- [Goal]
Answer with a single number: the count of lines that hold "area".
--- start Entries supplied ---
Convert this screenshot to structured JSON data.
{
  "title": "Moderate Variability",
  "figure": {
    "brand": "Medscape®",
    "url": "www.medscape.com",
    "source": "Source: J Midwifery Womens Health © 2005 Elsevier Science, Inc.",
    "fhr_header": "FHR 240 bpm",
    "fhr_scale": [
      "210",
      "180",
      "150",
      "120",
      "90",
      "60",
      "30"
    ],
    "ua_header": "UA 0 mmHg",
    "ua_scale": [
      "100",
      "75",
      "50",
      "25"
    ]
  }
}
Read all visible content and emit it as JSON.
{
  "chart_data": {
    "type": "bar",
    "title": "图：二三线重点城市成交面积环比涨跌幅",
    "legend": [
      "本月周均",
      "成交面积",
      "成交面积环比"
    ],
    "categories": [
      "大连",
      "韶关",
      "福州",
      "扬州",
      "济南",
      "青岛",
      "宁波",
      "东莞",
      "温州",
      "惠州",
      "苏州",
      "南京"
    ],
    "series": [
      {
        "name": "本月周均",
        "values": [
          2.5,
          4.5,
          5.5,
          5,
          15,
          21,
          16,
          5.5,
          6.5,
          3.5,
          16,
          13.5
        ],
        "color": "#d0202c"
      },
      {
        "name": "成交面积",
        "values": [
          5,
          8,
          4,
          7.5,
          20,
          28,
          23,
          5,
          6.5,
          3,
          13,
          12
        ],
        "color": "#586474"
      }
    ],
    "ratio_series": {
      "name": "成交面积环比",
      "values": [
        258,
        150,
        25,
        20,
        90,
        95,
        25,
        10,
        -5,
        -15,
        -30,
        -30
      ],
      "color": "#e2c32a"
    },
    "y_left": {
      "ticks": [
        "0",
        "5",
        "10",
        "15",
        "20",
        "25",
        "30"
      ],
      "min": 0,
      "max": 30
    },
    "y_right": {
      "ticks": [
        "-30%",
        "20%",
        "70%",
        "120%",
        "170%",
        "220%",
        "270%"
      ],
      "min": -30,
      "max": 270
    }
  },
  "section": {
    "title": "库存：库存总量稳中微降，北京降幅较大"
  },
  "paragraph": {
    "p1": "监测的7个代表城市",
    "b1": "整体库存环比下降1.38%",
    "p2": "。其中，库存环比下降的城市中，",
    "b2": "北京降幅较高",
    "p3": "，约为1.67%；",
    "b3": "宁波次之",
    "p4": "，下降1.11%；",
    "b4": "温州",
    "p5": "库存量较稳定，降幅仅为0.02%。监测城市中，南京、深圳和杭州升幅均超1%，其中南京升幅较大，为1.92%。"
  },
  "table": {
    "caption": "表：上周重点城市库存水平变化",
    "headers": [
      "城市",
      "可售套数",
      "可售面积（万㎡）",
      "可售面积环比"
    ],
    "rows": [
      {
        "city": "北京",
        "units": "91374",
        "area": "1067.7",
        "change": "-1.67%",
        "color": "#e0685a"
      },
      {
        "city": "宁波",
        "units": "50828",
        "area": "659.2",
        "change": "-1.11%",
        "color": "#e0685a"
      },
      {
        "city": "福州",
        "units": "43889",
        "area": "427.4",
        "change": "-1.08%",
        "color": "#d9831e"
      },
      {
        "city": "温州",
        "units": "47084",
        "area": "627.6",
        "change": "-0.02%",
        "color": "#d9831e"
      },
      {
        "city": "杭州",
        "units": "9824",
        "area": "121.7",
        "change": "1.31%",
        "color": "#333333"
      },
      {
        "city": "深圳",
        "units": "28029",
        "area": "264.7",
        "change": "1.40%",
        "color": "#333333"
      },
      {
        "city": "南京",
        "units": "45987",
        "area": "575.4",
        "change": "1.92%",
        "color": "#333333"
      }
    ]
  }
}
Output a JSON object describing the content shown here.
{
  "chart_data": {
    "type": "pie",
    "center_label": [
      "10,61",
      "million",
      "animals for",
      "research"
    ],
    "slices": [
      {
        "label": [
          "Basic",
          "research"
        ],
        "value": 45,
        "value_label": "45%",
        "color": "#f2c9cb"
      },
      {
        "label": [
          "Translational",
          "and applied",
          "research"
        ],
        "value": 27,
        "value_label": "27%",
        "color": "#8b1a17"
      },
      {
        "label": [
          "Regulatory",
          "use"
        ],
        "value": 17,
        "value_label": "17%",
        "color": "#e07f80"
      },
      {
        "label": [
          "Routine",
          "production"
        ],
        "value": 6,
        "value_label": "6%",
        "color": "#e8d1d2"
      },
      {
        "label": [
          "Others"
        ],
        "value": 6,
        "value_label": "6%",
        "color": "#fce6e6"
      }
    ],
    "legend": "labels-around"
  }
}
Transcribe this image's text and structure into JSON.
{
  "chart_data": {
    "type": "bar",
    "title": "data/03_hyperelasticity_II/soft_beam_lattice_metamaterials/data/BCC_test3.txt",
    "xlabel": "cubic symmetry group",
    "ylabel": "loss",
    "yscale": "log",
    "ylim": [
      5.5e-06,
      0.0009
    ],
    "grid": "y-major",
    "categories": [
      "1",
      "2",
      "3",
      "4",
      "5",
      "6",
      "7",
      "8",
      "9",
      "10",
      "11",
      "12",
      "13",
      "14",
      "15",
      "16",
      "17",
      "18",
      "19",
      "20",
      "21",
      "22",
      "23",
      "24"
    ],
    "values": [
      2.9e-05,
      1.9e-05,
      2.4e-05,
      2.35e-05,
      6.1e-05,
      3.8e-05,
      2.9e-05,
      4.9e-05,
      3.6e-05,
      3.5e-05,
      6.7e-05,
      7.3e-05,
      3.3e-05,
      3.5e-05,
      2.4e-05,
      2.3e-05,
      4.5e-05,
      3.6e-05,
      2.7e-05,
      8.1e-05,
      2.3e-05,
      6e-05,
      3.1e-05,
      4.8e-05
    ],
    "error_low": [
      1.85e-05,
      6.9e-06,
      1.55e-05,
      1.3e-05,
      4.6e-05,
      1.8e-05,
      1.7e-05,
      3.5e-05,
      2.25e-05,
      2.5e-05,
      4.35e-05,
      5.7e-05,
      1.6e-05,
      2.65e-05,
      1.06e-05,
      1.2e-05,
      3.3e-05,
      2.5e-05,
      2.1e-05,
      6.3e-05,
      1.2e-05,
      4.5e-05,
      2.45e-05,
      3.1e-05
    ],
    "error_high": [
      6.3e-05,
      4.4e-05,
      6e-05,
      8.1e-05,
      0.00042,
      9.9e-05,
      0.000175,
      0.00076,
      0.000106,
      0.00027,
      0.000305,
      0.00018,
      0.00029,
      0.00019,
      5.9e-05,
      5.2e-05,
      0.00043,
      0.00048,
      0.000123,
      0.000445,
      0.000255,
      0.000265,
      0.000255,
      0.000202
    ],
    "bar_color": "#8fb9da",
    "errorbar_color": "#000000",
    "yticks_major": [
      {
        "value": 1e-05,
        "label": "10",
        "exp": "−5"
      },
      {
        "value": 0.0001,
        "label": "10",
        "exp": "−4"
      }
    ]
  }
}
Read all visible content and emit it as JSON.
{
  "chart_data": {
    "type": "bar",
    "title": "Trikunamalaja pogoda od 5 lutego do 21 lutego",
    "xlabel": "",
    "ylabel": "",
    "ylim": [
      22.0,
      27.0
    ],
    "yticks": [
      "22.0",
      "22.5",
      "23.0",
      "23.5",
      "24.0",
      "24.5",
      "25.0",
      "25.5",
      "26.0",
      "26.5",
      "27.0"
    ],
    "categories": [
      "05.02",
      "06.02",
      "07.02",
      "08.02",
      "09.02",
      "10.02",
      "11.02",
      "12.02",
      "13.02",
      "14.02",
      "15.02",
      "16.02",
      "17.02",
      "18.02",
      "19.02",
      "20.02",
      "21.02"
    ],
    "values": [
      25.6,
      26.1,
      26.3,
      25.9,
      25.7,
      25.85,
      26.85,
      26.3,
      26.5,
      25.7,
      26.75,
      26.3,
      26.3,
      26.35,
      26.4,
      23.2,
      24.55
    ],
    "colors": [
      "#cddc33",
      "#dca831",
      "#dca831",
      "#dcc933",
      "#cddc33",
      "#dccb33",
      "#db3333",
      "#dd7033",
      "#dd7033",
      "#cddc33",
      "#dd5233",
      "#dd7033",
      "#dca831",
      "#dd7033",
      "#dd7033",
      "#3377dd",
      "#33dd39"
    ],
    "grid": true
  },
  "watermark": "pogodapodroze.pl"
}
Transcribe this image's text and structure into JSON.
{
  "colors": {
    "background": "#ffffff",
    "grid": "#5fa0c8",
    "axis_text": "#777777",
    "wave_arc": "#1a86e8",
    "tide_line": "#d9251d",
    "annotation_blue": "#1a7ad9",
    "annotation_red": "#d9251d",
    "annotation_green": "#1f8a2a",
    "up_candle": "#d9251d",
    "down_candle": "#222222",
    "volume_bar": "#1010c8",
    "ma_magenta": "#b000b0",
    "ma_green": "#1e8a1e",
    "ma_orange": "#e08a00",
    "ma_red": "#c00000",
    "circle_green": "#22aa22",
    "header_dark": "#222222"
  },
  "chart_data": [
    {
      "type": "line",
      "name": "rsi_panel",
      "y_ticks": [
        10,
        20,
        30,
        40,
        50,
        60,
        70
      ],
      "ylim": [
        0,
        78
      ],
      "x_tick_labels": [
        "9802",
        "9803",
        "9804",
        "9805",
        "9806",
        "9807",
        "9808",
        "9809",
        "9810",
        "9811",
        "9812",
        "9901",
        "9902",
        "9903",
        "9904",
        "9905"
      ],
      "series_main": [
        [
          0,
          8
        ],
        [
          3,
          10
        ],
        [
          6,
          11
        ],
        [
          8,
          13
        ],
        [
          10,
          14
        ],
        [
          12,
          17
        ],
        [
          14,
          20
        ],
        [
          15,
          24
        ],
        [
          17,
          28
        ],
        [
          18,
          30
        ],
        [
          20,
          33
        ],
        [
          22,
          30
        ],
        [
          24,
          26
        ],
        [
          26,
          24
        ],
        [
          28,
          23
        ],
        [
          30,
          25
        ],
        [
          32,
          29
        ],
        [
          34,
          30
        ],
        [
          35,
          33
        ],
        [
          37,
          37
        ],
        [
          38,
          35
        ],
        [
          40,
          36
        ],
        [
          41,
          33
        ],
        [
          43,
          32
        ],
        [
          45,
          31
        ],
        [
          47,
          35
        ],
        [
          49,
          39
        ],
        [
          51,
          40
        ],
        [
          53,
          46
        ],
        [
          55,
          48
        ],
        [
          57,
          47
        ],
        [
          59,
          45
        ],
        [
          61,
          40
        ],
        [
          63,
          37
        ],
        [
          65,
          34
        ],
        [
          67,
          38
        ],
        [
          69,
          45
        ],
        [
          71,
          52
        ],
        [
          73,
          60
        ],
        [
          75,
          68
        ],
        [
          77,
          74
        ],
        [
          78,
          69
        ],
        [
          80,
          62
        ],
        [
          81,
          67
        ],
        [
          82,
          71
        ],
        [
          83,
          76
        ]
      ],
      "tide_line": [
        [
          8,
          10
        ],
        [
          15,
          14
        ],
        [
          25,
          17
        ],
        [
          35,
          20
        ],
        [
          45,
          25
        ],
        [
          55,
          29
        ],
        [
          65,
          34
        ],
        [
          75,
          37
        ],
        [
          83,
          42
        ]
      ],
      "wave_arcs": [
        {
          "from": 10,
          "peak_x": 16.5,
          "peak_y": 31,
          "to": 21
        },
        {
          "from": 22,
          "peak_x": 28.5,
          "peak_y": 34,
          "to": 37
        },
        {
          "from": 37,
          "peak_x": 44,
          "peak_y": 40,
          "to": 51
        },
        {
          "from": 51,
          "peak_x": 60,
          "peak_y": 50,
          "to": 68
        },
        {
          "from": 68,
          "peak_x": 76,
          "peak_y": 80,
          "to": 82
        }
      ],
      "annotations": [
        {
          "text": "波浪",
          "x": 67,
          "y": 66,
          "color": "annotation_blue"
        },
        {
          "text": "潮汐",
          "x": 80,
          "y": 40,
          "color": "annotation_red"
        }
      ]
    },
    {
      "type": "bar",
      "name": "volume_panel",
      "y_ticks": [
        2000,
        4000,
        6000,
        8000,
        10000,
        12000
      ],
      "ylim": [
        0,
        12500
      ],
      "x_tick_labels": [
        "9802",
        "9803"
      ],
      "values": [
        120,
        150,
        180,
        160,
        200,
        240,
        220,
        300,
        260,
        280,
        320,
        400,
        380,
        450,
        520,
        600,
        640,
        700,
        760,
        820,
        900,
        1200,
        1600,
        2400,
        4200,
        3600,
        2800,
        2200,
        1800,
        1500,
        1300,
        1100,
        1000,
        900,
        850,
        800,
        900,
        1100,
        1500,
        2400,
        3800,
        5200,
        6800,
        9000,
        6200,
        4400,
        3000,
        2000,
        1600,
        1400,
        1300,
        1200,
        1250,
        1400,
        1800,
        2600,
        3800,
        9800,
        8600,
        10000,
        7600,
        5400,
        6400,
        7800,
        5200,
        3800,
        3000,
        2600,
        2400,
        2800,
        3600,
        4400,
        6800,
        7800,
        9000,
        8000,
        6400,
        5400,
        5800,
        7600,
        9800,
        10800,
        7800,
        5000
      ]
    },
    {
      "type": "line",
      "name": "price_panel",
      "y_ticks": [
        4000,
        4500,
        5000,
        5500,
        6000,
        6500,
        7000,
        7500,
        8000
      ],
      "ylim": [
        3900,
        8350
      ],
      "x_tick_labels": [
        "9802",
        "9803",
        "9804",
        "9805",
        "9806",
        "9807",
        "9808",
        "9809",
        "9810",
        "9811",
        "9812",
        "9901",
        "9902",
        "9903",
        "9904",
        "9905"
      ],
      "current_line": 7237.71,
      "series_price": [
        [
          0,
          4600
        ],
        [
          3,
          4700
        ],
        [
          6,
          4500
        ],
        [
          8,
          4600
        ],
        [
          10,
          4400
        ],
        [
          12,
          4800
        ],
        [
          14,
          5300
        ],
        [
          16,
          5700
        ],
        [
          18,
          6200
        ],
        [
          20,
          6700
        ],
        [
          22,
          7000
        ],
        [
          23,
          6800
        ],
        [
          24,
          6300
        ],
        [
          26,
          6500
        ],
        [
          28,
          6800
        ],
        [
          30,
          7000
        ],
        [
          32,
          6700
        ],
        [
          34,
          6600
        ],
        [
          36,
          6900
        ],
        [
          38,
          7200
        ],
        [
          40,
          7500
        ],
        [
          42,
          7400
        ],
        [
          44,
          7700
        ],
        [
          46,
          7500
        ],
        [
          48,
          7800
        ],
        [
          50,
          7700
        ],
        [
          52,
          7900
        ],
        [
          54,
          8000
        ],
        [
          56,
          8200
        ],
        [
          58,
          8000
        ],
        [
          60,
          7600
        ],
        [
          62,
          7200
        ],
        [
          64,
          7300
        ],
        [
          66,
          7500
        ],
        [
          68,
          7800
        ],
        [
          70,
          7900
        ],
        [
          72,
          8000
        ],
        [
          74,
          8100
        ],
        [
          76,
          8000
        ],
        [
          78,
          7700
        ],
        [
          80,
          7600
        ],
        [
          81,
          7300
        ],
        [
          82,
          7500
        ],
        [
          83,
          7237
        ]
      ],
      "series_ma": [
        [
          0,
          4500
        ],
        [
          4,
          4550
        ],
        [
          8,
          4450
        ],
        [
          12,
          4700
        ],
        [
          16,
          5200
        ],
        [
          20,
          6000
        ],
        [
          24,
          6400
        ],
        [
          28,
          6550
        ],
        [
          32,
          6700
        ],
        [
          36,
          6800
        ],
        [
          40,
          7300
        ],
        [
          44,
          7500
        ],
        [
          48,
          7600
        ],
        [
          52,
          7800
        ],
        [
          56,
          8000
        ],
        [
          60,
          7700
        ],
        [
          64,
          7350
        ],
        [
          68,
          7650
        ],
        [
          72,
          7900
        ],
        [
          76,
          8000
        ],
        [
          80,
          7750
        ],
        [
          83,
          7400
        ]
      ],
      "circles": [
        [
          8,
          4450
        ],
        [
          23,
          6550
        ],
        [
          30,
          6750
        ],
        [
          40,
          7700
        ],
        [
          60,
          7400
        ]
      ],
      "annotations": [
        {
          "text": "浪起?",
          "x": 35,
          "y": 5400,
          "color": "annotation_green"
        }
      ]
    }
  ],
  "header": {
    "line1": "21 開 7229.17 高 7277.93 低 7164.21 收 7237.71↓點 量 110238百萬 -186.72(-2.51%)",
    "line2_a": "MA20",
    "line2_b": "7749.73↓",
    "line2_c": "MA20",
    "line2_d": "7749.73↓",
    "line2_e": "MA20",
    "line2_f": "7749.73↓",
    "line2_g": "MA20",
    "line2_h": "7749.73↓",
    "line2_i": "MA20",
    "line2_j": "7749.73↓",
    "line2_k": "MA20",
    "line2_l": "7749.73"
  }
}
--- end Entries supplied ---
- [Expected output]
7